● **What you should do**
Copy each line that has the string "food" somewhere in it.

** START OF Supplied entries **

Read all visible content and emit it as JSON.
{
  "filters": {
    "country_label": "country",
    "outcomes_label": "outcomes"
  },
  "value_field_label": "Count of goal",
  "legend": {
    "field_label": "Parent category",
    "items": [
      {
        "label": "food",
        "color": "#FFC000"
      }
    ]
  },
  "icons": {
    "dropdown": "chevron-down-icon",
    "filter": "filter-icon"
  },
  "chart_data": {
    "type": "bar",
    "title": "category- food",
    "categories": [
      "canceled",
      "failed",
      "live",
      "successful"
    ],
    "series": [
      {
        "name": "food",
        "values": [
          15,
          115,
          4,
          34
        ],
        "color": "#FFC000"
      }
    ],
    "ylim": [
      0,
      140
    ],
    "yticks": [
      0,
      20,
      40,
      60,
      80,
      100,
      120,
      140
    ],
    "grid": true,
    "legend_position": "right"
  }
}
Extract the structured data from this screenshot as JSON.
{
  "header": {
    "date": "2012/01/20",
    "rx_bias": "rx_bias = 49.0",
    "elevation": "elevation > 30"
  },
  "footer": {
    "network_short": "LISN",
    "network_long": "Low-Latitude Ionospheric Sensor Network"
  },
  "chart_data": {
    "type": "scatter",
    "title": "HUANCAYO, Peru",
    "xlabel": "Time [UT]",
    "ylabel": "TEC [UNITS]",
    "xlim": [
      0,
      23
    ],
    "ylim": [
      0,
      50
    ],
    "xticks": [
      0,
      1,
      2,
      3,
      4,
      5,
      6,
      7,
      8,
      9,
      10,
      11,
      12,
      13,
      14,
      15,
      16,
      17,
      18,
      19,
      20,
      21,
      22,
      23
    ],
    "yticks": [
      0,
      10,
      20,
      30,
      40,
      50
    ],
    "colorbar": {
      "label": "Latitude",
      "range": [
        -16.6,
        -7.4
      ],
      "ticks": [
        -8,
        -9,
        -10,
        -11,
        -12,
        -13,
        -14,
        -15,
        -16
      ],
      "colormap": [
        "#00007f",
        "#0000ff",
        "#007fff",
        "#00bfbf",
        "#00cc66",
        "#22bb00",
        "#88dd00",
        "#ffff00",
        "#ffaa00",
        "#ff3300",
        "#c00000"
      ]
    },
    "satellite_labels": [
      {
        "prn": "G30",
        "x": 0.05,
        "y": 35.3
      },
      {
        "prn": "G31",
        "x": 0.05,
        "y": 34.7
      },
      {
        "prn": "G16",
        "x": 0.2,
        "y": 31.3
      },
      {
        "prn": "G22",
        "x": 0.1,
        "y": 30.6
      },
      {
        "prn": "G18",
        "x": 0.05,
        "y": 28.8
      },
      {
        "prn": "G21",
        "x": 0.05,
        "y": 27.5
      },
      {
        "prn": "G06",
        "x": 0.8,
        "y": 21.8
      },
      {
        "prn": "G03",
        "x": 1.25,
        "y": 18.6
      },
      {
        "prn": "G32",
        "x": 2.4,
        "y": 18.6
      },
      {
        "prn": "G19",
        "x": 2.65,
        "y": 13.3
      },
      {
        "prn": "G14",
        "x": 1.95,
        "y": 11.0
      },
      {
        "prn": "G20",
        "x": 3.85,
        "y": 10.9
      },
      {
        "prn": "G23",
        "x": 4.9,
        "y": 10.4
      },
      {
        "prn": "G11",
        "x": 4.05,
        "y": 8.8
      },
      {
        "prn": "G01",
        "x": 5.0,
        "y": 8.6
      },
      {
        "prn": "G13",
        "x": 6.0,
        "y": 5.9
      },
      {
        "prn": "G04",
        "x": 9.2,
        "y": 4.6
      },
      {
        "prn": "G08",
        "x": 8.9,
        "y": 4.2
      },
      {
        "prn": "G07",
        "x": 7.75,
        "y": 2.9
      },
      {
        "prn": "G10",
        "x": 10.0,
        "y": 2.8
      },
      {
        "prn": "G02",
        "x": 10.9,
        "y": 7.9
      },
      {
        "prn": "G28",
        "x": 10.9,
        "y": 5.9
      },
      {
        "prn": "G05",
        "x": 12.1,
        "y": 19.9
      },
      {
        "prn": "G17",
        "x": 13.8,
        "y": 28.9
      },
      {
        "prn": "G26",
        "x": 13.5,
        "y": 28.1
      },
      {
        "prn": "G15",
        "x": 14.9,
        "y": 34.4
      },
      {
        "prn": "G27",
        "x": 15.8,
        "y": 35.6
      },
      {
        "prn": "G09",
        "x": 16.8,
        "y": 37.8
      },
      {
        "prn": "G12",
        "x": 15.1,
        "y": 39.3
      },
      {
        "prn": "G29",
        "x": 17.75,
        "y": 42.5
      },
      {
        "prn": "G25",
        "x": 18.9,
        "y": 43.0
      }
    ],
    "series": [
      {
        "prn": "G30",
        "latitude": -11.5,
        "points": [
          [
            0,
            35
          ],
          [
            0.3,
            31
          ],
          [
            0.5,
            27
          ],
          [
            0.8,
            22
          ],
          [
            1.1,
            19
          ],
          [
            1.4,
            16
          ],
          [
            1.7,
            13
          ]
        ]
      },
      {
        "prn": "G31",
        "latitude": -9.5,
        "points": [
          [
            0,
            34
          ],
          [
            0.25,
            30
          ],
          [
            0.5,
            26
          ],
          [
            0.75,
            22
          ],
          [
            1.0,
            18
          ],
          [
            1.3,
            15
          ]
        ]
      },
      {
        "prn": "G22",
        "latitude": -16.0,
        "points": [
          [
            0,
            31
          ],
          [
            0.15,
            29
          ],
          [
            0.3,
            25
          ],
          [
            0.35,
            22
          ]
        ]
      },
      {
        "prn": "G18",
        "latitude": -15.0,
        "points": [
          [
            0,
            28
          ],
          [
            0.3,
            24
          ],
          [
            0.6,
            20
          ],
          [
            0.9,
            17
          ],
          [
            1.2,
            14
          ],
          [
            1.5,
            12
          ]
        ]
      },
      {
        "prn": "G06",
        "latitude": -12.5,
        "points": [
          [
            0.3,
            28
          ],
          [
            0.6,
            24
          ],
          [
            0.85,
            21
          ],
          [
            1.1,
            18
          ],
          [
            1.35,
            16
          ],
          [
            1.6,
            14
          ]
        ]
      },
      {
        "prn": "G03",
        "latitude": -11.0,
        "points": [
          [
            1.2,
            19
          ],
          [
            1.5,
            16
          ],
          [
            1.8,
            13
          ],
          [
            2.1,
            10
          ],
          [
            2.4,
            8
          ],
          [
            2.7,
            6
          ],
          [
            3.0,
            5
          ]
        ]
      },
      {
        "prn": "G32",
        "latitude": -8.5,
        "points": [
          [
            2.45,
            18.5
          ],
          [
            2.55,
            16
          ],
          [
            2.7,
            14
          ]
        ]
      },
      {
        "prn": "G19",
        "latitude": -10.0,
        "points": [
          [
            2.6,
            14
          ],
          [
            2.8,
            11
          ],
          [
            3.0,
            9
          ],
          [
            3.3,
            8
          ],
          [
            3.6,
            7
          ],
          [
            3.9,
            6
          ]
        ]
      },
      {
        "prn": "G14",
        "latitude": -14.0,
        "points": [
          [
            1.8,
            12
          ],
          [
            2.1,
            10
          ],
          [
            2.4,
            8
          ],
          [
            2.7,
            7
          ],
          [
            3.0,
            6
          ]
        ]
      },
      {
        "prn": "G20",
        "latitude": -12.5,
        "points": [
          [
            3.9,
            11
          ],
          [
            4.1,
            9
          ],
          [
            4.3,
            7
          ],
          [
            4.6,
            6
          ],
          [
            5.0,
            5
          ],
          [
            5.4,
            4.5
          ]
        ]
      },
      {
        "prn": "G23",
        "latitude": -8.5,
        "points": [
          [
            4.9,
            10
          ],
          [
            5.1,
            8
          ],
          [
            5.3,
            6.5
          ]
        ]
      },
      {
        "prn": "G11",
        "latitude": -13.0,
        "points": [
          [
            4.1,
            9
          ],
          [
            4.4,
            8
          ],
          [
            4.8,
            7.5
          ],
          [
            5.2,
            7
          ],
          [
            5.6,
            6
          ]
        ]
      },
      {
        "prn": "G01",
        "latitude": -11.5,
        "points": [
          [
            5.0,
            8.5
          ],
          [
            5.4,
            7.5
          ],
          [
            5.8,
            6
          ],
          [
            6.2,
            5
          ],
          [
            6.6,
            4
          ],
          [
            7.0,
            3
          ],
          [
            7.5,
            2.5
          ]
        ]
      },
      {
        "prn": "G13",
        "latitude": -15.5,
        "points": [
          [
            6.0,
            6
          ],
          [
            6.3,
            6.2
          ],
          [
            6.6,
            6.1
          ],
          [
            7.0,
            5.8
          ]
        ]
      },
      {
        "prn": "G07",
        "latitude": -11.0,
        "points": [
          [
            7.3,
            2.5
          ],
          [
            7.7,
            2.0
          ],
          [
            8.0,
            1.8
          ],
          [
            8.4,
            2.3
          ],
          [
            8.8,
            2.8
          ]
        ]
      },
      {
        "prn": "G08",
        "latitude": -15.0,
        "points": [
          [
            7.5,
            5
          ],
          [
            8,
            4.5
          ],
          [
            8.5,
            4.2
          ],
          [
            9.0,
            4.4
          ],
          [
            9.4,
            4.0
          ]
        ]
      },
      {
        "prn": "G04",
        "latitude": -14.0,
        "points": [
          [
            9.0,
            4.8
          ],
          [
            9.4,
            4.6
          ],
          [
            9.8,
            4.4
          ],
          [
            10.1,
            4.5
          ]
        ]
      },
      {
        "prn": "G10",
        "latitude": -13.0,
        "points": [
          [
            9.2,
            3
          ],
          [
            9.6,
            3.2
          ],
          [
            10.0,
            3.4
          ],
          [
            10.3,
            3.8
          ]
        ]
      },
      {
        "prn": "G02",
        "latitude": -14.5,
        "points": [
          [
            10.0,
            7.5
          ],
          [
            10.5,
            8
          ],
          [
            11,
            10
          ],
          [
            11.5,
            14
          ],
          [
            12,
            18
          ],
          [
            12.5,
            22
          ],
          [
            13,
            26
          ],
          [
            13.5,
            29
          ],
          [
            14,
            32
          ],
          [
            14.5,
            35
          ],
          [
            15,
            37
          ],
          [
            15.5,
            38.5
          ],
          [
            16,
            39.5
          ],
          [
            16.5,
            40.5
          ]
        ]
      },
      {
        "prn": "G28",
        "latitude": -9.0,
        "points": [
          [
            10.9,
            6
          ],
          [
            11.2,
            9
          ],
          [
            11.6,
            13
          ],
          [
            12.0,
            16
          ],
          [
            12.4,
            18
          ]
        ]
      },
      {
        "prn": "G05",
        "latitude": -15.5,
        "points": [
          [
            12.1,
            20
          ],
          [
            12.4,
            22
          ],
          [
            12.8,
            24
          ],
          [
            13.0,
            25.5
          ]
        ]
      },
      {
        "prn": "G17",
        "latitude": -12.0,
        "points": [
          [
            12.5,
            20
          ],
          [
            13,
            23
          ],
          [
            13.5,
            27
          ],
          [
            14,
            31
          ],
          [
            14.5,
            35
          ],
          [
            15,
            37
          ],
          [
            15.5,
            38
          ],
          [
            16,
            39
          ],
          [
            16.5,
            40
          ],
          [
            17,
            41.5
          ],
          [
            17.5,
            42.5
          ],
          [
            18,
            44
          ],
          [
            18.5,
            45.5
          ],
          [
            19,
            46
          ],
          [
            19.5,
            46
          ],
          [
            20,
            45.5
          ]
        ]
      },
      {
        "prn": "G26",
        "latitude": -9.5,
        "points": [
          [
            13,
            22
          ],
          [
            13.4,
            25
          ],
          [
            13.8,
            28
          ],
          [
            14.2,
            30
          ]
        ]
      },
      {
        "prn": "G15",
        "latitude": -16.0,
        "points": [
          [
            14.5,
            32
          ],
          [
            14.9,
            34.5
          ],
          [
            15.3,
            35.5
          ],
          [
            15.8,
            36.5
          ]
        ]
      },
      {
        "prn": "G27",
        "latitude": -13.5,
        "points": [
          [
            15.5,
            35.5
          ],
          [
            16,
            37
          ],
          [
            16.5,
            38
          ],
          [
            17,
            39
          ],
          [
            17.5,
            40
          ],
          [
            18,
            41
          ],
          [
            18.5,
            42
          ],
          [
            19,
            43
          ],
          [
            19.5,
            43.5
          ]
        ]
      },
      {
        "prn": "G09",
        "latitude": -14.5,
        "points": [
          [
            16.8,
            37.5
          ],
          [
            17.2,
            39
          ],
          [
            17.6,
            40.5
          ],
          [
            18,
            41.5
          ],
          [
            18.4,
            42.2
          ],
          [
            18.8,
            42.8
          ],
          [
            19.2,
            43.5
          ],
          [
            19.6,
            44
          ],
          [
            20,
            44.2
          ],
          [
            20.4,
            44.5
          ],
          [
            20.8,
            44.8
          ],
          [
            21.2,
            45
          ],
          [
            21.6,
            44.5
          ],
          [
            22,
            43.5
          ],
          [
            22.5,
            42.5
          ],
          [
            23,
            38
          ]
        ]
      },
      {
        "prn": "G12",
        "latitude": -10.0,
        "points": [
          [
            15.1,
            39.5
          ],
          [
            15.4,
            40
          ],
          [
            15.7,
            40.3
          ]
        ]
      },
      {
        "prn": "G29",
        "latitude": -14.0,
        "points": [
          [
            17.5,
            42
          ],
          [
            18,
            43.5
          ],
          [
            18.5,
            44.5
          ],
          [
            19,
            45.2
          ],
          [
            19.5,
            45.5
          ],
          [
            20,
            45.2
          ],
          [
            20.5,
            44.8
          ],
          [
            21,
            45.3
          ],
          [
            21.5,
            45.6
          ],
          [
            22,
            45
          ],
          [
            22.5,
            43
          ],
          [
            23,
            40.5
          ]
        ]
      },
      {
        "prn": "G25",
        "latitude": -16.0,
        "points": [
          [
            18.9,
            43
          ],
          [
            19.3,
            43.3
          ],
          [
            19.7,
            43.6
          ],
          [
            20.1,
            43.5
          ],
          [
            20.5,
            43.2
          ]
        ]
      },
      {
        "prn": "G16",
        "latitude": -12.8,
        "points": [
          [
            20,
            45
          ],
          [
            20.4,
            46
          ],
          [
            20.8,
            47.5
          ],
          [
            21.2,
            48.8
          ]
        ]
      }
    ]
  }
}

** END OF Supplied entries **

● **Exercise output**
        "label": "food",
    "title": "category- food",
        "name": "food",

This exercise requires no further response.